### What is asked
Keep every line where the word "environment" appears; drop the rest.

= = = =

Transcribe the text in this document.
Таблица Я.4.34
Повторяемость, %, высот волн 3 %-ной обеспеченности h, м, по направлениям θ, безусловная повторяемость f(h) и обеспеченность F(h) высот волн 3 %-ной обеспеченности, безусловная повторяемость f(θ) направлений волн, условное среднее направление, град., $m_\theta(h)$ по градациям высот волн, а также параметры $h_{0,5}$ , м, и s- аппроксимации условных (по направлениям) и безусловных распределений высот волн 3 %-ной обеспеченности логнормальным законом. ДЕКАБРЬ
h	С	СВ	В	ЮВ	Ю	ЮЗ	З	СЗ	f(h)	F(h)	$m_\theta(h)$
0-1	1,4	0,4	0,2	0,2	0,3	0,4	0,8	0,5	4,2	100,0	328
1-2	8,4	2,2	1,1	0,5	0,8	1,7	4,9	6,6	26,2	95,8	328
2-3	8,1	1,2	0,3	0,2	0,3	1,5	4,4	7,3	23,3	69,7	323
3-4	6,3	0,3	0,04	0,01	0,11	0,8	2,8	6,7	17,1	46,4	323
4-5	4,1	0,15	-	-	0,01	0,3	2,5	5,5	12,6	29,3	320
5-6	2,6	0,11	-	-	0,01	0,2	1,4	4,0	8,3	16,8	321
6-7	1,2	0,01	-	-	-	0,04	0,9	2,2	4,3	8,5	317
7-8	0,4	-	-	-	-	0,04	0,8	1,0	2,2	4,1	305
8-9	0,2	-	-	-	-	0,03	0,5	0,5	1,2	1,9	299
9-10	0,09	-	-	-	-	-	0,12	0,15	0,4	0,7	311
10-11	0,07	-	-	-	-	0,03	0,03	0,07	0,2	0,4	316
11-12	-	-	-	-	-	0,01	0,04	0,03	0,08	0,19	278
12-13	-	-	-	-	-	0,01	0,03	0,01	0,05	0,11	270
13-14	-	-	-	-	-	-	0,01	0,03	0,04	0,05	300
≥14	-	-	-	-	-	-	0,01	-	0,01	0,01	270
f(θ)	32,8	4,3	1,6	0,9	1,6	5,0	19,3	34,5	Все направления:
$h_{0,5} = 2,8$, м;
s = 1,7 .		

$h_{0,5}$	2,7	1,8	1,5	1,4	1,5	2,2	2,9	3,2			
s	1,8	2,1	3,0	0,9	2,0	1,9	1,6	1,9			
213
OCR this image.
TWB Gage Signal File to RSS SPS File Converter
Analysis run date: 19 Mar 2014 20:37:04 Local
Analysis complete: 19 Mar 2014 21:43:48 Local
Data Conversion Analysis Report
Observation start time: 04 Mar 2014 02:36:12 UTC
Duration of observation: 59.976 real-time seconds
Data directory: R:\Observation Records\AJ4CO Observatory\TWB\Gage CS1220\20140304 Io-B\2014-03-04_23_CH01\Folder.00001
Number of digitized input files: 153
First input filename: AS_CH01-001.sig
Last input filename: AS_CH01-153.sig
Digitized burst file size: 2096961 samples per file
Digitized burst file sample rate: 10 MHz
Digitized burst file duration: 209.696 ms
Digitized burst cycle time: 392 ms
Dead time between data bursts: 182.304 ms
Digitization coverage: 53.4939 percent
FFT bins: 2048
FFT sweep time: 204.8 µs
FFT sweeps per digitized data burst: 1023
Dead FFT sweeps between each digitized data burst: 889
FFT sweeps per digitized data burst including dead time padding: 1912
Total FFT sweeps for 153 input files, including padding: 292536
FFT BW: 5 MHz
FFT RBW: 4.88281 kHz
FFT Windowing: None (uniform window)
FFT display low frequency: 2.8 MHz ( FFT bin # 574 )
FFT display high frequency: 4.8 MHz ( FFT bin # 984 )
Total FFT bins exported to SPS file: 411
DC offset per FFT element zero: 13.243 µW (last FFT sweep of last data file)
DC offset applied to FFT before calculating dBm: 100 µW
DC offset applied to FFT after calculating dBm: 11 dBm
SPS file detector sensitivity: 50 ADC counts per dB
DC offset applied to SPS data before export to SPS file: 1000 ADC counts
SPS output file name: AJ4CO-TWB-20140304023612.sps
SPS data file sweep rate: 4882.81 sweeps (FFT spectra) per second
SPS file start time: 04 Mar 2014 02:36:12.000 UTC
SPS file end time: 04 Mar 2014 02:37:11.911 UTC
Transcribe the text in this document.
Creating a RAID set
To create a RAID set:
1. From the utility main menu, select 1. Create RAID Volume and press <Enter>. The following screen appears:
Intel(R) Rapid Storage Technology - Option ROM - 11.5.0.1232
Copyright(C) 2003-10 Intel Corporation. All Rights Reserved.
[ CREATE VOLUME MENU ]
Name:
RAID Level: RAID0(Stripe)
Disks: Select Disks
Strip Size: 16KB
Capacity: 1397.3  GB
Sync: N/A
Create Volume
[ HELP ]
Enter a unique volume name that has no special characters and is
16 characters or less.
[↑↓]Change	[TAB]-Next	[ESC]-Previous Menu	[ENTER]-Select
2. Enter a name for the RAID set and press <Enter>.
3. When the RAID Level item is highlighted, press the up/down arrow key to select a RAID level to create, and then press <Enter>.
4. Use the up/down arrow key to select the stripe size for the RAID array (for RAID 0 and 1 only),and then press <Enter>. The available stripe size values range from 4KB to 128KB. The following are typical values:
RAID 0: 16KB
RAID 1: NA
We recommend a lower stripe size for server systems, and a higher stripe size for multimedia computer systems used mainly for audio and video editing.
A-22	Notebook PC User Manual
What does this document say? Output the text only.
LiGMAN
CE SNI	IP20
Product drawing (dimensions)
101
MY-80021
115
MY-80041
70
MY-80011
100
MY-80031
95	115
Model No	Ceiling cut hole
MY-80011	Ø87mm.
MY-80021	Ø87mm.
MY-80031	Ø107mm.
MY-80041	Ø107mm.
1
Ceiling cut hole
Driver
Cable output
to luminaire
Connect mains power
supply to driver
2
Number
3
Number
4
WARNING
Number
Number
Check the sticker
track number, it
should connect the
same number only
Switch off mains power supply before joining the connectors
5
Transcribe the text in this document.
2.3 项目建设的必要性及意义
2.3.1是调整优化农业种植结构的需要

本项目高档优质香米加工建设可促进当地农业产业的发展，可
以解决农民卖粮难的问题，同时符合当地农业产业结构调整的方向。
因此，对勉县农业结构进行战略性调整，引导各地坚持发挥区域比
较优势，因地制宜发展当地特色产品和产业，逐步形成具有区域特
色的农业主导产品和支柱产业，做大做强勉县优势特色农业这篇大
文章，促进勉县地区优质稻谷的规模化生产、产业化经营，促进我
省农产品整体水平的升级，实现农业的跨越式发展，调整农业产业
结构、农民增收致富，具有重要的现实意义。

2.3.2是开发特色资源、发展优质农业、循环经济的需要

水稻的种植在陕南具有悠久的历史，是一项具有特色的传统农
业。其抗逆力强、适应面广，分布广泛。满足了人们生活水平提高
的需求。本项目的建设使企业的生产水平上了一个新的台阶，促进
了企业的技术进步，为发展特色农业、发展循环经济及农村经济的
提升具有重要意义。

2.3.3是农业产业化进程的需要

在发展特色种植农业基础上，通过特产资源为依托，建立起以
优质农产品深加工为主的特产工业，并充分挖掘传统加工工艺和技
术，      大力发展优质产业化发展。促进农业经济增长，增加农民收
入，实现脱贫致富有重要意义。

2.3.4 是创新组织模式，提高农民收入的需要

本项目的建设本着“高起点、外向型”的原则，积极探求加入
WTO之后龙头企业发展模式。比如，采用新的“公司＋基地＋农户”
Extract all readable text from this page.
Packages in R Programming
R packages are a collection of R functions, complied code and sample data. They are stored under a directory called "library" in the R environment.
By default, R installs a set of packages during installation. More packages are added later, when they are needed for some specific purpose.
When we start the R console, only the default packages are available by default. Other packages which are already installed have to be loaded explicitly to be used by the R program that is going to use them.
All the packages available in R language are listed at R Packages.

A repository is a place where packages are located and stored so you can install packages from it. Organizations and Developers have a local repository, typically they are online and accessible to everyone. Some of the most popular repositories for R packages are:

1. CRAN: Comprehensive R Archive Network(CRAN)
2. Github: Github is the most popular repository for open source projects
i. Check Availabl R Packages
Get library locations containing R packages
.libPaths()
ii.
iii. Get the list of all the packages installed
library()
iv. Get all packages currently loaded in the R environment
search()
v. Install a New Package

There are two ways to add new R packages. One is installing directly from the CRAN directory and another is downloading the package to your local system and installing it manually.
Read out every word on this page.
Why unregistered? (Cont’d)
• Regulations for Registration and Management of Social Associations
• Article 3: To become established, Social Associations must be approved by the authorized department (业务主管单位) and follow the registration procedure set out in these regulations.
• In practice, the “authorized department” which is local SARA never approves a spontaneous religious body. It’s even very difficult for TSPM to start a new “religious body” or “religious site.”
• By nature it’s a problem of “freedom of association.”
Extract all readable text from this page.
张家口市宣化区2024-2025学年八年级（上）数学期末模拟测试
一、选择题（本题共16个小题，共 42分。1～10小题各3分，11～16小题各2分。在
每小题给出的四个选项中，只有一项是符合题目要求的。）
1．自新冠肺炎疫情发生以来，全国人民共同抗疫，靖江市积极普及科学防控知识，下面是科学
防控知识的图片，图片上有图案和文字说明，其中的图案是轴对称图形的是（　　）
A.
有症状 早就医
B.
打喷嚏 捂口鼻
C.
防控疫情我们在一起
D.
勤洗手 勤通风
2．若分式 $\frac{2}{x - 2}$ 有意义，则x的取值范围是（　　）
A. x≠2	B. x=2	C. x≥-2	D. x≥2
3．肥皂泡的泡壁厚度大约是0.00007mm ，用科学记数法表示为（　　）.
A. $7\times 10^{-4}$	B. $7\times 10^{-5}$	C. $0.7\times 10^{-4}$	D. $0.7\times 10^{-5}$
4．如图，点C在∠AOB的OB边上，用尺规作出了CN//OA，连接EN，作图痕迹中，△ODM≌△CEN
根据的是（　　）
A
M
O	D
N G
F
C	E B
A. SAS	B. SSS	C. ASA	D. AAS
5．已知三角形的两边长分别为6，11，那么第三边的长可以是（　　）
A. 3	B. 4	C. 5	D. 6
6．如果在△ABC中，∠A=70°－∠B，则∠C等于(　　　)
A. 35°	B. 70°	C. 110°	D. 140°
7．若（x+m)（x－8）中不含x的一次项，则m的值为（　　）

= = = =

### Written reply
R packages are a collection of R functions, complied code and sample data. They are stored under a directory called "library" in the R environment.
iv. Get all packages currently loaded in the R environment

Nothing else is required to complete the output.